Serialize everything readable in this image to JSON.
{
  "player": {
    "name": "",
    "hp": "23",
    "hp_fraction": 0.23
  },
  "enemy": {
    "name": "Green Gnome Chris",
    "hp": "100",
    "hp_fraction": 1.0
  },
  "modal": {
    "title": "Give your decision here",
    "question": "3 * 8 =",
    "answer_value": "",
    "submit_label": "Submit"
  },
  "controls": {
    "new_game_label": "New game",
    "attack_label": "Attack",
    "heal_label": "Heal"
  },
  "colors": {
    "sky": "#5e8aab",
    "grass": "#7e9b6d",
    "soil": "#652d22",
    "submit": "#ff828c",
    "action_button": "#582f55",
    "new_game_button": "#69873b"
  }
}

***

- **Task statement**
Repeat each of the entries above precisely as given.

- **Correct output**
Serialize everything readable in this image to JSON.
{
  "player": {
    "name": "",
    "hp": "23",
    "hp_fraction": 0.23
  },
  "enemy": {
    "name": "Green Gnome Chris",
    "hp": "100",
    "hp_fraction": 1.0
  },
  "modal": {
    "title": "Give your decision here",
    "question": "3 * 8 =",
    "answer_value": "",
    "submit_label": "Submit"
  },
  "controls": {
    "new_game_label": "New game",
    "attack_label": "Attack",
    "heal_label": "Heal"
  },
  "colors": {
    "sky": "#5e8aab",
    "grass": "#7e9b6d",
    "soil": "#652d22",
    "submit": "#ff828c",
    "action_button": "#582f55",
    "new_game_button": "#69873b"
  }
}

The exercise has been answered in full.